◆ **What is being asked**
The records that follow are to be repeated without alteration.

Saved entries:
┌──
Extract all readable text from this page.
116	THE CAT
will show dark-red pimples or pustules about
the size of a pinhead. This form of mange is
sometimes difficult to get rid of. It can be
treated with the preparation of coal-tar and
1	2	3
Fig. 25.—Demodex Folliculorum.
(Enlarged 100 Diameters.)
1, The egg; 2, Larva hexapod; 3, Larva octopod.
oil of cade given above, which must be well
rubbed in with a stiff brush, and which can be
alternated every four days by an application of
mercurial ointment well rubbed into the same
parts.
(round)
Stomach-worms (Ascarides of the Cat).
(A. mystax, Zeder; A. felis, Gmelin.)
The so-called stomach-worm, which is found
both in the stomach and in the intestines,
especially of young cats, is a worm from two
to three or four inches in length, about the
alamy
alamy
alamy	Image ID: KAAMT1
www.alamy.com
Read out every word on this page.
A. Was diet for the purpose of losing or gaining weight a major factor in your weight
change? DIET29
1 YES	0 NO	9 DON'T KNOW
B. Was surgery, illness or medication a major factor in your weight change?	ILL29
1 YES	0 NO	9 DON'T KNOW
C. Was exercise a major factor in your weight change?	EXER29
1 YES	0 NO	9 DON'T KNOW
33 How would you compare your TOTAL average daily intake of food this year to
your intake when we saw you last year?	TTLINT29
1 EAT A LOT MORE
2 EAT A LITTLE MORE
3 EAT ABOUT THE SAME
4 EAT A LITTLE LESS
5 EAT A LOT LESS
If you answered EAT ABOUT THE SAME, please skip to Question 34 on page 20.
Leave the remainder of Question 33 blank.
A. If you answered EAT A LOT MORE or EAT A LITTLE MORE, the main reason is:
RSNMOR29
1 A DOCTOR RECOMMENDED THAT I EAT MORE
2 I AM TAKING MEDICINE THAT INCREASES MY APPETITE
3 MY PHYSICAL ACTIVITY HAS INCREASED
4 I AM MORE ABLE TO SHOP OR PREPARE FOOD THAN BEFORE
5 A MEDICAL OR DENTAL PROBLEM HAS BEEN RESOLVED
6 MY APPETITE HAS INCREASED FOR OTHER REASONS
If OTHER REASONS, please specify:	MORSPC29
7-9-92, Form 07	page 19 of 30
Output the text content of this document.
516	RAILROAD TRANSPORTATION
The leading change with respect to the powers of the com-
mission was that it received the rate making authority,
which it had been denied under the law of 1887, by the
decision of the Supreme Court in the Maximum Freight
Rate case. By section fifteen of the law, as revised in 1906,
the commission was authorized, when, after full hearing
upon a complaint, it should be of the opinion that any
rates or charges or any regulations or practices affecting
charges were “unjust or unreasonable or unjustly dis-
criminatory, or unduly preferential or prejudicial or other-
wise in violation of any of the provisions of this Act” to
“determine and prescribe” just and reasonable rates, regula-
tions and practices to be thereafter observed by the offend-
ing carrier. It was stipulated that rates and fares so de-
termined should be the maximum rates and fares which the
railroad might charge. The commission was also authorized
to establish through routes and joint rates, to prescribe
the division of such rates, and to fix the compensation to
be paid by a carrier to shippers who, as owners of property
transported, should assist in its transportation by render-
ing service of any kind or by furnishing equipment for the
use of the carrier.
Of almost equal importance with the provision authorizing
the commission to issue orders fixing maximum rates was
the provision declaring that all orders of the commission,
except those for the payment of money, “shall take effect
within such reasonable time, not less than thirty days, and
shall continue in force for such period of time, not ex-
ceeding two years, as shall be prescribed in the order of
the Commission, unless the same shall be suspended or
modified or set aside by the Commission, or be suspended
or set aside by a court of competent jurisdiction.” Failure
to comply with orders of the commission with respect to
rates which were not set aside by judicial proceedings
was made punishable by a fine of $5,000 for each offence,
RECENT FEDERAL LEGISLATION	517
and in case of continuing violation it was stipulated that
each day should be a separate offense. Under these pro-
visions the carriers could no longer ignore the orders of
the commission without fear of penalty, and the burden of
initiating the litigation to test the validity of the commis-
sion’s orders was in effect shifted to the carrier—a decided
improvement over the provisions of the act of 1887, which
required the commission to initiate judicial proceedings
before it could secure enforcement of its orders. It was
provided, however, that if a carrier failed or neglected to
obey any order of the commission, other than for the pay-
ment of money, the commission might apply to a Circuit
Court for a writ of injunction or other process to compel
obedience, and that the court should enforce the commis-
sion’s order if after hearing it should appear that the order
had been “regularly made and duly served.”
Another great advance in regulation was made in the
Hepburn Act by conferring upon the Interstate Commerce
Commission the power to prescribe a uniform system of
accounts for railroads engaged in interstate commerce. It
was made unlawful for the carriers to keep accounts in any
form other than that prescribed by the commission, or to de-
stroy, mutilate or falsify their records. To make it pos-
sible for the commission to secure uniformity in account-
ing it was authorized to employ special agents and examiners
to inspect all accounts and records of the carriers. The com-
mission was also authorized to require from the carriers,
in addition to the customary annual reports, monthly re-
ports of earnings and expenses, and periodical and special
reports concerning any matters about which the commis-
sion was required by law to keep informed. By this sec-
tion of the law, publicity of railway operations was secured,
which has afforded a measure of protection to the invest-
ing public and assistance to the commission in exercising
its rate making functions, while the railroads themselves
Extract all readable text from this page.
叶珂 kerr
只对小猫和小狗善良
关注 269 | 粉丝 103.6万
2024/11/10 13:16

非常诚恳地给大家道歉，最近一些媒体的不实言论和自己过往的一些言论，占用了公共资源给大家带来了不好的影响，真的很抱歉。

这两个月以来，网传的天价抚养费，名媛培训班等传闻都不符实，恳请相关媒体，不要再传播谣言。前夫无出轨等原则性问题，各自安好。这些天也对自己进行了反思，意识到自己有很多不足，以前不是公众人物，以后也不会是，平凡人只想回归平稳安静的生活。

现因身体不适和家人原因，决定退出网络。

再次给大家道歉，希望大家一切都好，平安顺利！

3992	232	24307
└──
◆ **Solution**
Extract all readable text from this page.
116	THE CAT
will show dark-red pimples or pustules about
the size of a pinhead. This form of mange is
sometimes difficult to get rid of. It can be
treated with the preparation of coal-tar and
1	2	3
Fig. 25.—Demodex Folliculorum.
(Enlarged 100 Diameters.)
1, The egg; 2, Larva hexapod; 3, Larva octopod.
oil of cade given above, which must be well
rubbed in with a stiff brush, and which can be
alternated every four days by an application of
mercurial ointment well rubbed into the same
parts.
(round)
Stomach-worms (Ascarides of the Cat).
(A. mystax, Zeder; A. felis, Gmelin.)
The so-called stomach-worm, which is found
both in the stomach and in the intestines,
especially of young cats, is a worm from two
to three or four inches in length, about the
alamy
alamy
alamy	Image ID: KAAMT1
www.alamy.com
Read out every word on this page.
A. Was diet for the purpose of losing or gaining weight a major factor in your weight
change? DIET29
1 YES	0 NO	9 DON'T KNOW
B. Was surgery, illness or medication a major factor in your weight change?	ILL29
1 YES	0 NO	9 DON'T KNOW
C. Was exercise a major factor in your weight change?	EXER29
1 YES	0 NO	9 DON'T KNOW
33 How would you compare your TOTAL average daily intake of food this year to
your intake when we saw you last year?	TTLINT29
1 EAT A LOT MORE
2 EAT A LITTLE MORE
3 EAT ABOUT THE SAME
4 EAT A LITTLE LESS
5 EAT A LOT LESS
If you answered EAT ABOUT THE SAME, please skip to Question 34 on page 20.
Leave the remainder of Question 33 blank.
A. If you answered EAT A LOT MORE or EAT A LITTLE MORE, the main reason is:
RSNMOR29
1 A DOCTOR RECOMMENDED THAT I EAT MORE
2 I AM TAKING MEDICINE THAT INCREASES MY APPETITE
3 MY PHYSICAL ACTIVITY HAS INCREASED
4 I AM MORE ABLE TO SHOP OR PREPARE FOOD THAN BEFORE
5 A MEDICAL OR DENTAL PROBLEM HAS BEEN RESOLVED
6 MY APPETITE HAS INCREASED FOR OTHER REASONS
If OTHER REASONS, please specify:	MORSPC29
7-9-92, Form 07	page 19 of 30
Output the text content of this document.
516	RAILROAD TRANSPORTATION
The leading change with respect to the powers of the com-
mission was that it received the rate making authority,
which it had been denied under the law of 1887, by the
decision of the Supreme Court in the Maximum Freight
Rate case. By section fifteen of the law, as revised in 1906,
the commission was authorized, when, after full hearing
upon a complaint, it should be of the opinion that any
rates or charges or any regulations or practices affecting
charges were “unjust or unreasonable or unjustly dis-
criminatory, or unduly preferential or prejudicial or other-
wise in violation of any of the provisions of this Act” to
“determine and prescribe” just and reasonable rates, regula-
tions and practices to be thereafter observed by the offend-
ing carrier. It was stipulated that rates and fares so de-
termined should be the maximum rates and fares which the
railroad might charge. The commission was also authorized
to establish through routes and joint rates, to prescribe
the division of such rates, and to fix the compensation to
be paid by a carrier to shippers who, as owners of property
transported, should assist in its transportation by render-
ing service of any kind or by furnishing equipment for the
use of the carrier.
Of almost equal importance with the provision authorizing
the commission to issue orders fixing maximum rates was
the provision declaring that all orders of the commission,
except those for the payment of money, “shall take effect
within such reasonable time, not less than thirty days, and
shall continue in force for such period of time, not ex-
ceeding two years, as shall be prescribed in the order of
the Commission, unless the same shall be suspended or
modified or set aside by the Commission, or be suspended
or set aside by a court of competent jurisdiction.” Failure
to comply with orders of the commission with respect to
rates which were not set aside by judicial proceedings
was made punishable by a fine of $5,000 for each offence,
RECENT FEDERAL LEGISLATION	517
and in case of continuing violation it was stipulated that
each day should be a separate offense. Under these pro-
visions the carriers could no longer ignore the orders of
the commission without fear of penalty, and the burden of
initiating the litigation to test the validity of the commis-
sion’s orders was in effect shifted to the carrier—a decided
improvement over the provisions of the act of 1887, which
required the commission to initiate judicial proceedings
before it could secure enforcement of its orders. It was
provided, however, that if a carrier failed or neglected to
obey any order of the commission, other than for the pay-
ment of money, the commission might apply to a Circuit
Court for a writ of injunction or other process to compel
obedience, and that the court should enforce the commis-
sion’s order if after hearing it should appear that the order
had been “regularly made and duly served.”
Another great advance in regulation was made in the
Hepburn Act by conferring upon the Interstate Commerce
Commission the power to prescribe a uniform system of
accounts for railroads engaged in interstate commerce. It
was made unlawful for the carriers to keep accounts in any
form other than that prescribed by the commission, or to de-
stroy, mutilate or falsify their records. To make it pos-
sible for the commission to secure uniformity in account-
ing it was authorized to employ special agents and examiners
to inspect all accounts and records of the carriers. The com-
mission was also authorized to require from the carriers,
in addition to the customary annual reports, monthly re-
ports of earnings and expenses, and periodical and special
reports concerning any matters about which the commis-
sion was required by law to keep informed. By this sec-
tion of the law, publicity of railway operations was secured,
which has afforded a measure of protection to the invest-
ing public and assistance to the commission in exercising
its rate making functions, while the railroads themselves
Extract all readable text from this page.
叶珂 kerr
只对小猫和小狗善良
关注 269 | 粉丝 103.6万
2024/11/10 13:16

非常诚恳地给大家道歉，最近一些媒体的不实言论和自己过往的一些言论，占用了公共资源给大家带来了不好的影响，真的很抱歉。

这两个月以来，网传的天价抚养费，名媛培训班等传闻都不符实，恳请相关媒体，不要再传播谣言。前夫无出轨等原则性问题，各自安好。这些天也对自己进行了反思，意识到自己有很多不足，以前不是公众人物，以后也不会是，平凡人只想回归平稳安静的生活。

现因身体不适和家人原因，决定退出网络。

再次给大家道歉，希望大家一切都好，平安顺利！

3992	232	24307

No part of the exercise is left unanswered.